PROVIDED PASSAGE ->
────────────────

Mourning the Death of a Pet
Megan McArdle was chastised by an insensitive blogger of whom I’ve never heard for posting a poem on her blog mourning the passage of her dog, Finnegan. She is, understandably, perplexed and angry at having the legitimacy of her emotions called into question.
Obviously I do not think that losing a dog is like losing a person; no one sane believes that the two things are the same, though I grant you that some people do make creepy implications (calling themselves their dog’s “mom”) in that direction. Losing a dog or a cat is in some sense sadder, because they don’t understand what is happening to them, because they live such a little time, and because with a pet, you generally have to choose the moment of their death. And in many other ways it is not nearly as sad, because they have no dreams or aspirations to die with them; because one can never be as close to an animal as to (some) sentient beings; and because hey, everyone’s a little bit speciesist. But psychologists will be happy to tell you that we use the same basic mental equipment that loves people to love our pets, even if we can never love them as fully as we love people; and when they leave us, the same basic mental facility that grieves for people helps us scar over the hole our animals leave behind them. It’s not some completely alien process that has no business being compared to human death; it’s a difference of degree, not kind.
For most of us who have had pets, let alone lost them, there is no need to explain.
Our pets, while not people, are part of the family. That’s especially true for those of us whose dogs and cats live in our homes and sleep in our beds. We therefore bond with them and tend to anthropomorphize them. Whatever the felicific calculus for such things are supposed to be logically, most of us take the deaths of our pets much harder than the deaths of all but the people closest to us.
There’s no need to apologize for that. Emotion is, almost by definition, not logical.
UPDATE: Dave Schuler recently wrote a long tribute to Qila, his pet Samoyed, who died recently. Here’s an excerpt:
I don’t know how to explain to you my relationship with this dog. I don’t look on him as my child. He’s not precisely a friend—the relationship is closer and more intimate than any friendship. I have spent nearly every moment of every day of the last ten years with him. During his puppyhood and young adulthood I still maintained an office and took him with me every day.
He has gotten me up every morning and seen to it that I went to bed at night. He made sure I got plenty of exercise. When I was sad, he comforted me. When I was lonely, he was there.
He is my own, personal therapy dog. Or, perhaps, my other self—the better part.

────────────────

Document structure recognition data

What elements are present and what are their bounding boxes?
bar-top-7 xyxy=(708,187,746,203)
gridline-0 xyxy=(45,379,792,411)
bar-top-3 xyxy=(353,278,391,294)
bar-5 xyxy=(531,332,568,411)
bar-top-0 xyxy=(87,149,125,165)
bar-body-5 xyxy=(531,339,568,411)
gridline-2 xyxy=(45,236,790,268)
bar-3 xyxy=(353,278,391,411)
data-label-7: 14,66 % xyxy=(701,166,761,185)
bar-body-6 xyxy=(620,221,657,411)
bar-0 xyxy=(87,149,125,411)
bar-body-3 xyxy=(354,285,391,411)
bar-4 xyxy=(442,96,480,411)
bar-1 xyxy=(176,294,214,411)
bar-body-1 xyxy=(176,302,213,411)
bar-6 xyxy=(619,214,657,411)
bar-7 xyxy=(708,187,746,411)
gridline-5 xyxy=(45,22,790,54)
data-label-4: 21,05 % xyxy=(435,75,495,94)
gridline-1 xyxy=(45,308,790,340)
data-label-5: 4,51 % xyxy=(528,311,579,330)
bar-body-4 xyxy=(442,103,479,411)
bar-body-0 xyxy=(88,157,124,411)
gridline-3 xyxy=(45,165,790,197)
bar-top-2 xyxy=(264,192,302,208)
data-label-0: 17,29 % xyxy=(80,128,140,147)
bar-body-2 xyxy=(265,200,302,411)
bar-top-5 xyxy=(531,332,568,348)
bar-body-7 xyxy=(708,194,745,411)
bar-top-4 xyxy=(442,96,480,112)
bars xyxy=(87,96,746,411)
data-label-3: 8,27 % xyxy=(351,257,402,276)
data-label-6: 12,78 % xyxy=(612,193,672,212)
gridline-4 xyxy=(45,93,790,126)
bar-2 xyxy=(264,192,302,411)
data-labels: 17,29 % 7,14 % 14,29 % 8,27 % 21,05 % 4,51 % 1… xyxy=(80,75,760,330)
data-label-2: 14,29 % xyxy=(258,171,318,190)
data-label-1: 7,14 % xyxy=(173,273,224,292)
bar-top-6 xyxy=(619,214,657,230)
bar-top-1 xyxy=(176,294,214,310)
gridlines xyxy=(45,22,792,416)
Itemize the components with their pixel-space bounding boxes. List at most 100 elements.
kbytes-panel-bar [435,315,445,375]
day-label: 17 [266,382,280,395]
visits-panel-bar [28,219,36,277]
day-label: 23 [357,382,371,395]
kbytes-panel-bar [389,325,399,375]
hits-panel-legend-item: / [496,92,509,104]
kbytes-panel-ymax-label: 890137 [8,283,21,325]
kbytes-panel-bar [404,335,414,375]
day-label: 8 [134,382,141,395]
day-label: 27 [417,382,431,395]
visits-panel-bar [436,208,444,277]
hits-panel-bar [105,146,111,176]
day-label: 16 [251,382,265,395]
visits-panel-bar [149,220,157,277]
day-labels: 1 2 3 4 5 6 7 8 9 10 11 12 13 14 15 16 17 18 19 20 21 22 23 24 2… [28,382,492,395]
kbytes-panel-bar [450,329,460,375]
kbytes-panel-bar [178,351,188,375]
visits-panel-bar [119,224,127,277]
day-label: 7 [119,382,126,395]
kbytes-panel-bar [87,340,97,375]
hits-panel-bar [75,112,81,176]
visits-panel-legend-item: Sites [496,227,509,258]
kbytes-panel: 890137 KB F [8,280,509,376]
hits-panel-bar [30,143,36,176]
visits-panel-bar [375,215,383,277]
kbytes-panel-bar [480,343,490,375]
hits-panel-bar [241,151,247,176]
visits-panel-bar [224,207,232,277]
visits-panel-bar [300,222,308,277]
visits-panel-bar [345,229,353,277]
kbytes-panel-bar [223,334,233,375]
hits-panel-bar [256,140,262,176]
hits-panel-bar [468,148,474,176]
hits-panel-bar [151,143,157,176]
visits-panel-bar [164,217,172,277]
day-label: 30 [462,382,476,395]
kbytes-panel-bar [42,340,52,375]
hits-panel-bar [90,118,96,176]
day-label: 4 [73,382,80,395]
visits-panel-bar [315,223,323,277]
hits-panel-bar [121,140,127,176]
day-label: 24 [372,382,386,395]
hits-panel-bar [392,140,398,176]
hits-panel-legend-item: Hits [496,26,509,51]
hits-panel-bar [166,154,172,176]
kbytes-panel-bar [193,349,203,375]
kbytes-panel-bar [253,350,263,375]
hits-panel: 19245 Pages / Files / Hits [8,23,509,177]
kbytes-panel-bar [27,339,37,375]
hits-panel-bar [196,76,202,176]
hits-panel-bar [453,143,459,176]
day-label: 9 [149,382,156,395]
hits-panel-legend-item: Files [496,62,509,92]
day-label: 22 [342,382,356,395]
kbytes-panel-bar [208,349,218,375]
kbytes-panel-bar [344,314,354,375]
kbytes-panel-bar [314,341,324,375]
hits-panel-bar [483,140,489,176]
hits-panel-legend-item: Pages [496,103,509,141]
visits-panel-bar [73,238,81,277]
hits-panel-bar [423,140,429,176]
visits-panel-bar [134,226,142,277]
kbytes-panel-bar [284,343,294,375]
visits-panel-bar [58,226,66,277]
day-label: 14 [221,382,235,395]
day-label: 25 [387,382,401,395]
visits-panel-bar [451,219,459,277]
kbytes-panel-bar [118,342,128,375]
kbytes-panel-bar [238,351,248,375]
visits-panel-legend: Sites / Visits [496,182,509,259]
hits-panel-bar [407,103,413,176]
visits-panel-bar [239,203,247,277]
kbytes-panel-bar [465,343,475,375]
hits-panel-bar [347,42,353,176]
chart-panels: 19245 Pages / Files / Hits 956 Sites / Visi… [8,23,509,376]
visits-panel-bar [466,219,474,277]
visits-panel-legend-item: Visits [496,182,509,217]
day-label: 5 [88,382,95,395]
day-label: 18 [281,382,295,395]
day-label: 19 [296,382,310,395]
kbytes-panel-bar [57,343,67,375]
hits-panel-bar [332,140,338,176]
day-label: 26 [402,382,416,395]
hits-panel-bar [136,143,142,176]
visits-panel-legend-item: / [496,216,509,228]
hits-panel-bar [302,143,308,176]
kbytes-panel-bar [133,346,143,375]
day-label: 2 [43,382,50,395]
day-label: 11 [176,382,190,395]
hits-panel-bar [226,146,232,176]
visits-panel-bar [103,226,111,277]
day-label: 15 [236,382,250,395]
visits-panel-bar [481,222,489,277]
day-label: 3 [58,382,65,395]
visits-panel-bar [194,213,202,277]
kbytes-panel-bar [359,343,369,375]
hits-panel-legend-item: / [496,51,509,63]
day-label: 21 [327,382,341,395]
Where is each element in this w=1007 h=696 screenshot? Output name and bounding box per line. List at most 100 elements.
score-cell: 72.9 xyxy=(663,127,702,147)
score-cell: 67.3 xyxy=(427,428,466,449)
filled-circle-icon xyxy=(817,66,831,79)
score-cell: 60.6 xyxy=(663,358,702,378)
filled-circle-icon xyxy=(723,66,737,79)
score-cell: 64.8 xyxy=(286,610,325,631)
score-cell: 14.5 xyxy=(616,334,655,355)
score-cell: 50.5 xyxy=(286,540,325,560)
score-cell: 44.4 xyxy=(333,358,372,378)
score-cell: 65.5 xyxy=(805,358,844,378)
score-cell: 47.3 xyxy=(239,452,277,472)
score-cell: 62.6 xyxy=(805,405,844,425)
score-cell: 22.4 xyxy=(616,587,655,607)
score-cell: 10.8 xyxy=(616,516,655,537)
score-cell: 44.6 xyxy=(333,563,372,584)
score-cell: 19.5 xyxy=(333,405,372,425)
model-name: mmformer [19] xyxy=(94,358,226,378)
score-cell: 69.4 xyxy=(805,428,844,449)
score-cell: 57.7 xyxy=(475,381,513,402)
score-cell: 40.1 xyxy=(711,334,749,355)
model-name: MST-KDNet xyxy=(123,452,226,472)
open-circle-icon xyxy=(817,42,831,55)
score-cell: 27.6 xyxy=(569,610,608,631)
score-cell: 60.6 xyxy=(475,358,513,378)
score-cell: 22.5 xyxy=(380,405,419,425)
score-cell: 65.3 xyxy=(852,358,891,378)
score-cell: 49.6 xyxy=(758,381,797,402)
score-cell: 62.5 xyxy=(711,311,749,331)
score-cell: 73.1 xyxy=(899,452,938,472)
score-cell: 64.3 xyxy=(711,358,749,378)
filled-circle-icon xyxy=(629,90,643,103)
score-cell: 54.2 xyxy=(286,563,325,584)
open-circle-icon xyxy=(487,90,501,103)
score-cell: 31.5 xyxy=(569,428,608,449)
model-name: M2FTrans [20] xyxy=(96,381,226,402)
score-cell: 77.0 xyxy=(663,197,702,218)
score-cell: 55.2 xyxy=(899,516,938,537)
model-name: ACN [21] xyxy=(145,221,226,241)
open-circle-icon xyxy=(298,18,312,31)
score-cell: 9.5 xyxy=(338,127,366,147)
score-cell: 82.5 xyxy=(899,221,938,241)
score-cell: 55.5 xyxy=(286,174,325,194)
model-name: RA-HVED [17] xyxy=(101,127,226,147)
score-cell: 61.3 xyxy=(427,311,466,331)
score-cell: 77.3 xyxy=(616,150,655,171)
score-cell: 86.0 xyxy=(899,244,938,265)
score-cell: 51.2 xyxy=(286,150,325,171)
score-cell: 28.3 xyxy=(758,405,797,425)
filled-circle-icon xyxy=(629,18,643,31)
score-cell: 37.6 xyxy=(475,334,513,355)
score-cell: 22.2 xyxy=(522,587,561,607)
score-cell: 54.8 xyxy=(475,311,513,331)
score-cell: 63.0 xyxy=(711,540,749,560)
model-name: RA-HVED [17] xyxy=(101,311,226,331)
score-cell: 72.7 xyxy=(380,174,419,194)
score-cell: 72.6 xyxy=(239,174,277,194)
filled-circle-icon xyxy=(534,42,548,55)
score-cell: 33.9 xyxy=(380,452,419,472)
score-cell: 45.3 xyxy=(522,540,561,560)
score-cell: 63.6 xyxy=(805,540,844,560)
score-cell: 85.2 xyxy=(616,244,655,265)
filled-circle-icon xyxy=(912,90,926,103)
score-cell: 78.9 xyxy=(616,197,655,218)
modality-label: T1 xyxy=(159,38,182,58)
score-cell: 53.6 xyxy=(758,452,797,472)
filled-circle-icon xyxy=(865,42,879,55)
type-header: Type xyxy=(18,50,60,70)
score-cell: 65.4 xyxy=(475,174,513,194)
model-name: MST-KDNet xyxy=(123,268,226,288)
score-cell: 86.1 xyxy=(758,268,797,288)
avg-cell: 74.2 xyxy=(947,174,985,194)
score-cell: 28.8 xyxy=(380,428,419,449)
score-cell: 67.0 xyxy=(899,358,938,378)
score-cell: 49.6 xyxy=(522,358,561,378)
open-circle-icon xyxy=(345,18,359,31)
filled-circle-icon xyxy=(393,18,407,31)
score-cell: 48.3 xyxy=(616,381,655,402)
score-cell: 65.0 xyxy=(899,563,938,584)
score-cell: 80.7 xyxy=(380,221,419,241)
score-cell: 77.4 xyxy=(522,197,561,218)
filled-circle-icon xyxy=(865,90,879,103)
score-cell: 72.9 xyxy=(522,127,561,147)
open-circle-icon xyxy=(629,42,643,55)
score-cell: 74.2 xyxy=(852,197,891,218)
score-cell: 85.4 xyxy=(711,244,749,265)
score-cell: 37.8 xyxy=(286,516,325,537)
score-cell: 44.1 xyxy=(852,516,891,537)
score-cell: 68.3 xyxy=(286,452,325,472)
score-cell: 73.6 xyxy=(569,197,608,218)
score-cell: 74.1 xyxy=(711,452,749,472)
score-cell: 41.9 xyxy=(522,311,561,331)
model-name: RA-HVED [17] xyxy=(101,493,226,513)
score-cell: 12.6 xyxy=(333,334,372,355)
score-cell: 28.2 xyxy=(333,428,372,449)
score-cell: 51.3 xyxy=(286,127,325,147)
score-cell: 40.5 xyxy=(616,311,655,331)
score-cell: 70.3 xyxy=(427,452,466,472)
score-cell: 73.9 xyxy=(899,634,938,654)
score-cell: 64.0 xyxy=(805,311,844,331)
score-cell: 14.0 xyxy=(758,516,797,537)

────────────────

ACTIVITIES ->
**1)** From the blog post on mourning a pet, return the passage that begins at the words "UPDATE: Dave Schuler" and stops after "self—the better part.".
**2)** In the blog post on mourning a pet, what was the name of Dave Schuler's Samoyed?
These records were drawn from a separate source.

RESPONSES BY TASK ->
**1)**
UPDATE: Dave Schuler recently wrote a long tribute to Qila, his pet Samoyed, who died recently. Here’s an excerpt:
I don’t know how to explain to you my relationship with this dog. I don’t look on him as my child. He’s not precisely a friend—the relationship is closer and more intimate than any friendship. I have spent nearly every moment of every day of the last ten years with him. During his puppyhood and young adulthood I still maintained an office and took him with me every day.
He has gotten me up every morning and seen to it that I went to bed at night. He made sure I got plenty of exercise. When I was sad, he comforted me. When I was lonely, he was there.
He is my own, personal therapy dog. Or, perhaps, my other self—the better part.

**2)** Qila